**WHAT THIS TASK INVOLVES:** Collect each line holding the string "ylabel".

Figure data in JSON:
-.-.-
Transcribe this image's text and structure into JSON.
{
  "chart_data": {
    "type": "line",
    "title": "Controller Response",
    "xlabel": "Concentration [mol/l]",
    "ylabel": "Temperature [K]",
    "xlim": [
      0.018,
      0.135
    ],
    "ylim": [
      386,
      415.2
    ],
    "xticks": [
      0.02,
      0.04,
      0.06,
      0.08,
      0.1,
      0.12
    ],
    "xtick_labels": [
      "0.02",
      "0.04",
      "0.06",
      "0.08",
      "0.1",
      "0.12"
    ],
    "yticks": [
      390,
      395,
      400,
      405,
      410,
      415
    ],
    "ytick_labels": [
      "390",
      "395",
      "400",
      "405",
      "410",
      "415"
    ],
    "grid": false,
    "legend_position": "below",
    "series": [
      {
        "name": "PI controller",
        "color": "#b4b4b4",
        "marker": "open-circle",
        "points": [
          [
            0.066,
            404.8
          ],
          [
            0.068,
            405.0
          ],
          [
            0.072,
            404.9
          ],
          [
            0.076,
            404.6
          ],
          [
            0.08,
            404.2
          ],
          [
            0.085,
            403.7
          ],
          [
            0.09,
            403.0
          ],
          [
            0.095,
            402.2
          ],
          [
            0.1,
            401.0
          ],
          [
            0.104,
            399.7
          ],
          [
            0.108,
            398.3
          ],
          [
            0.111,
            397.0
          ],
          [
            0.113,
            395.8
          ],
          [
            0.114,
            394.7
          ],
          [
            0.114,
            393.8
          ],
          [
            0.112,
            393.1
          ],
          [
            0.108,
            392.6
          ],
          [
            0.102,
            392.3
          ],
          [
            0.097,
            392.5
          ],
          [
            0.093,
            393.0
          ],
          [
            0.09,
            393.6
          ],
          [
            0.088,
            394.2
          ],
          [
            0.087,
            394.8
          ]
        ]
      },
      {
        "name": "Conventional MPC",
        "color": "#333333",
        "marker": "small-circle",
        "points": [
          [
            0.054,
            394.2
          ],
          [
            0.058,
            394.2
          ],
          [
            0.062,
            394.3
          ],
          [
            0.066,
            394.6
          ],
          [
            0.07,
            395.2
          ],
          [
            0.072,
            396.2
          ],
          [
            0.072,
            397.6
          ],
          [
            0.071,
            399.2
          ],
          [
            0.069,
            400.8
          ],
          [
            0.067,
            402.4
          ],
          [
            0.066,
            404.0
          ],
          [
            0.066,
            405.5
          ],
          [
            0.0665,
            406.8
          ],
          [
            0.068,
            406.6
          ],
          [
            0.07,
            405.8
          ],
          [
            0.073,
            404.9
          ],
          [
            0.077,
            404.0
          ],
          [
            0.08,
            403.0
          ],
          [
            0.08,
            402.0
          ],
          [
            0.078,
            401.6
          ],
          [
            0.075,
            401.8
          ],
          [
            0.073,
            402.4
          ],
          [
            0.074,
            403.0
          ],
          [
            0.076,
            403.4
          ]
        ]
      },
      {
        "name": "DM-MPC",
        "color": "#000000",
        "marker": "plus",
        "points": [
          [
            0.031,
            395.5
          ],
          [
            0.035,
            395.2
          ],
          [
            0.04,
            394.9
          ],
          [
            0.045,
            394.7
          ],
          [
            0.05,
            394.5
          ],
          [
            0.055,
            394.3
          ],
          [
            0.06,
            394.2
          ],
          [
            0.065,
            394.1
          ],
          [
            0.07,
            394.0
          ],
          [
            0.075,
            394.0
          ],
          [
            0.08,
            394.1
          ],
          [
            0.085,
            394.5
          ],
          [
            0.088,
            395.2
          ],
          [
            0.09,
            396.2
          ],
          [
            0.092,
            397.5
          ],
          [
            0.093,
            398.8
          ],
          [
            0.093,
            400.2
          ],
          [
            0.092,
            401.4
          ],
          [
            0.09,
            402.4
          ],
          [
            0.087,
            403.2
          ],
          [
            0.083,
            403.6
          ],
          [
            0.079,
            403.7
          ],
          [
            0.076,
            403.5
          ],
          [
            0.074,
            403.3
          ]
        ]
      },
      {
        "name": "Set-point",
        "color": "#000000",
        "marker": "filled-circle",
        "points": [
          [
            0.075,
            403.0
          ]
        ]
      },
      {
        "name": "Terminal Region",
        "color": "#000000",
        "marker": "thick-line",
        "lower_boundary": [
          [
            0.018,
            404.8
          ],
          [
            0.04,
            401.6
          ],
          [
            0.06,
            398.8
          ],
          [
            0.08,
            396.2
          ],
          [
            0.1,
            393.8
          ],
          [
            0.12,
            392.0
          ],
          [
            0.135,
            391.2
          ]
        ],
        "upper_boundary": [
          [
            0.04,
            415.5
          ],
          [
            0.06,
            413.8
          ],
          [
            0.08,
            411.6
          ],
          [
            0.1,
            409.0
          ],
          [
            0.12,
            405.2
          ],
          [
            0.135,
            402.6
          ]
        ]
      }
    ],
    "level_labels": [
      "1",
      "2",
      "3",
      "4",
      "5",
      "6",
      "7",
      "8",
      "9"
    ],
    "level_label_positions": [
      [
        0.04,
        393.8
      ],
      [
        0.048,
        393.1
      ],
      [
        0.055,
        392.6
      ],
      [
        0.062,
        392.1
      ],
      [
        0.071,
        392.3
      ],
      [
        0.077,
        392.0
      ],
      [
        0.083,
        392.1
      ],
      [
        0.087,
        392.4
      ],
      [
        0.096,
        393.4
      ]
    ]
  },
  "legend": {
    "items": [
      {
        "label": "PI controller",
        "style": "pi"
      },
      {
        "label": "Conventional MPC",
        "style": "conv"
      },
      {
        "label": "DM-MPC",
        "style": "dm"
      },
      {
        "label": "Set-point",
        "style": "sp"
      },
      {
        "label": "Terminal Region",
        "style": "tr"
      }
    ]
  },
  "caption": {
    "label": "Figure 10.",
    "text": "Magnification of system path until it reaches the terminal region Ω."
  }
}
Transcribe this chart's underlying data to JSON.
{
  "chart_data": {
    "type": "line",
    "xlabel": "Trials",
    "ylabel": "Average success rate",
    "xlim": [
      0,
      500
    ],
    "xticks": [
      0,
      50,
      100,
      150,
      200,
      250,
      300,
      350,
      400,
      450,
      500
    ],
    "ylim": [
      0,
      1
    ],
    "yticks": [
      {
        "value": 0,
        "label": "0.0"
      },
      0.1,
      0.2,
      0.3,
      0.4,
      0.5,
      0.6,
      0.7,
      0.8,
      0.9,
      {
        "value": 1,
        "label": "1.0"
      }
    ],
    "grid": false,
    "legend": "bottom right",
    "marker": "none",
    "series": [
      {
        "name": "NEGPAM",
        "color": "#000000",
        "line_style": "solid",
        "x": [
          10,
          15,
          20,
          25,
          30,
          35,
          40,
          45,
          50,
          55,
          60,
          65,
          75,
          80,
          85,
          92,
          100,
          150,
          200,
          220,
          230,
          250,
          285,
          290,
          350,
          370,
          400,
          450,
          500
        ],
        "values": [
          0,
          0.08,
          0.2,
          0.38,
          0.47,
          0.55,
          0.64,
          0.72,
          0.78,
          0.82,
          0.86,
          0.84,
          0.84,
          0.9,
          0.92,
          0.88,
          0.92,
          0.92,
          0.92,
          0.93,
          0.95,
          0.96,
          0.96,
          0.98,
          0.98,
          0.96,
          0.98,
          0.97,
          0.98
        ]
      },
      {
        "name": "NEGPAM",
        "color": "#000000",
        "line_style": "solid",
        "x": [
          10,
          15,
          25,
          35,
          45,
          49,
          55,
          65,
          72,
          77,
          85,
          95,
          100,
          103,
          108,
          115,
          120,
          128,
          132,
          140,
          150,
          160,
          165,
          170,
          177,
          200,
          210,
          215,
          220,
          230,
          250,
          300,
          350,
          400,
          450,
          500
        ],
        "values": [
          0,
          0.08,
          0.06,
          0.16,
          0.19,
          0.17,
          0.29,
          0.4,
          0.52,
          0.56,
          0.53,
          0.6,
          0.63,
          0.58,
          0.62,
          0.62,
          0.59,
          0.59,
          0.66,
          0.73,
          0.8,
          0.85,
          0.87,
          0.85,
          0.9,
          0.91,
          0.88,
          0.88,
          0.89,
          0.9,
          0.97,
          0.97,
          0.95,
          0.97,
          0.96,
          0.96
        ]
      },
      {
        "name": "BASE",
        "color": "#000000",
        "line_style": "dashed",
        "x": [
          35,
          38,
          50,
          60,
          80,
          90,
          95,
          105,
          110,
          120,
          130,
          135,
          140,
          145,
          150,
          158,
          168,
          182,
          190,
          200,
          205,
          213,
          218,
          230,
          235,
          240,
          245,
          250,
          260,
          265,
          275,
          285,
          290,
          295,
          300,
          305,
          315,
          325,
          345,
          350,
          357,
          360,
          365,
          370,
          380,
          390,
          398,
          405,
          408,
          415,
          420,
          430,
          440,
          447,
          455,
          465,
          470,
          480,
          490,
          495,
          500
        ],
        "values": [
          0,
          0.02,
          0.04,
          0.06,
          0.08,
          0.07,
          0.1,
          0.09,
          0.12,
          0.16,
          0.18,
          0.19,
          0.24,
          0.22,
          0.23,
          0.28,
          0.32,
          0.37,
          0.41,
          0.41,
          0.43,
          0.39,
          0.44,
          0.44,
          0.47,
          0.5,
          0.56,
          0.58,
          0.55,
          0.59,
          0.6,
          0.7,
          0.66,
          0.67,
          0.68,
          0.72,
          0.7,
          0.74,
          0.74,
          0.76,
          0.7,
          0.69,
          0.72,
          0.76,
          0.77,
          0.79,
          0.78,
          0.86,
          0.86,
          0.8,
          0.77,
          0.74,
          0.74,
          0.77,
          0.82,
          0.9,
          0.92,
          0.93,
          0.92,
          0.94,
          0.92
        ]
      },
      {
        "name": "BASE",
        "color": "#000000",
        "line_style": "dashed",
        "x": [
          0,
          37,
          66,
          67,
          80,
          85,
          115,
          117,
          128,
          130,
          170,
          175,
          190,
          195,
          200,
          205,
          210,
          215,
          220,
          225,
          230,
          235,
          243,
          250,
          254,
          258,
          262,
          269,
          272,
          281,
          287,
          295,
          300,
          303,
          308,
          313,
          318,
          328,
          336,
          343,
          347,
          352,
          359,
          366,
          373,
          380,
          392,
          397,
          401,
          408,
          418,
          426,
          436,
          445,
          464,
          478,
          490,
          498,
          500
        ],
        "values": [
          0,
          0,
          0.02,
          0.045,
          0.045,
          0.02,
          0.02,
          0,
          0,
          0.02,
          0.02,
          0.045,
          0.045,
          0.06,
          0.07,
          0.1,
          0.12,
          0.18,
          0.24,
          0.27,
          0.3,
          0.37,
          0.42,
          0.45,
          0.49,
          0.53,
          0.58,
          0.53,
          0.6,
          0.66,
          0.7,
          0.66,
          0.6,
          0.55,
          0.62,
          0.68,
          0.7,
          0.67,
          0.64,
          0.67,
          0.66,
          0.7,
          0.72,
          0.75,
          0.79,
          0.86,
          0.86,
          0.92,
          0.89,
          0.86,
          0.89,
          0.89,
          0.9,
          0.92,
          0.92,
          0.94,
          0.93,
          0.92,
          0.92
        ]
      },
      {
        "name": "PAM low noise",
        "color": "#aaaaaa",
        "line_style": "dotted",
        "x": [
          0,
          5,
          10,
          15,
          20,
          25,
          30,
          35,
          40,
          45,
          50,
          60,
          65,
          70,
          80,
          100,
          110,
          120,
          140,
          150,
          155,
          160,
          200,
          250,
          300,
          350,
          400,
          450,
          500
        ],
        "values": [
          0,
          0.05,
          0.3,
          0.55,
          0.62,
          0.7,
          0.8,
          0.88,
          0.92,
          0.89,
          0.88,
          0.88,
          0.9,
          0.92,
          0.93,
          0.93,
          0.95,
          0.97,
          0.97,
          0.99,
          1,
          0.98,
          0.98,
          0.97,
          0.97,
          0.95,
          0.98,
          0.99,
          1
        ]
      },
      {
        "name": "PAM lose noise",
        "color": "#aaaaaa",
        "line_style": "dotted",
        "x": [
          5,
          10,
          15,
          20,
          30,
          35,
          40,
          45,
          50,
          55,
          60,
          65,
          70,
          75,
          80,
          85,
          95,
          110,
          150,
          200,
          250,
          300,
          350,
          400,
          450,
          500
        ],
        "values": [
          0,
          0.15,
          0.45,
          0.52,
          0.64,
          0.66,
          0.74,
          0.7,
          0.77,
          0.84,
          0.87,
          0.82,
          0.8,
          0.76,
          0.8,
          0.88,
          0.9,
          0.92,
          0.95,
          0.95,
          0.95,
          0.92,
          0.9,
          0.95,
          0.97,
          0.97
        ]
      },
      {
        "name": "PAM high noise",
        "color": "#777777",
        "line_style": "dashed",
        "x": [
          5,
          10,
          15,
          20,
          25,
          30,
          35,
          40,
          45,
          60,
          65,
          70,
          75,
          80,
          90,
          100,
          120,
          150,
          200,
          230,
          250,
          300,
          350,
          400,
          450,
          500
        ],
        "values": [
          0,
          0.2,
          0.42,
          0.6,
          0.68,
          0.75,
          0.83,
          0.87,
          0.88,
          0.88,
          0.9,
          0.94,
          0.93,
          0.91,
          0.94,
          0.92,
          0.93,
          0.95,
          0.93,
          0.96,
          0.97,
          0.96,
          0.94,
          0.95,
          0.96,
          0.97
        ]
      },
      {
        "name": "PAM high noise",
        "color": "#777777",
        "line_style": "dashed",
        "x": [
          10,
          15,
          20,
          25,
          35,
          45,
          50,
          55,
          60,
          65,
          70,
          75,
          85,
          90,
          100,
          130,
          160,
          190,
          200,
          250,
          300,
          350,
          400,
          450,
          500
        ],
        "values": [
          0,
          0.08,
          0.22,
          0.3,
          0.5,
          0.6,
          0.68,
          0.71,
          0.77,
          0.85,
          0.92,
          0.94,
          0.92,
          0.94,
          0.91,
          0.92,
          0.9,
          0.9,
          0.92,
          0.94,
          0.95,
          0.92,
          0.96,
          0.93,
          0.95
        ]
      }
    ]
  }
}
-.-.-
**TASK RESULT:**
    "ylabel": "Temperature [K]",
    "ylabel": "Average success rate",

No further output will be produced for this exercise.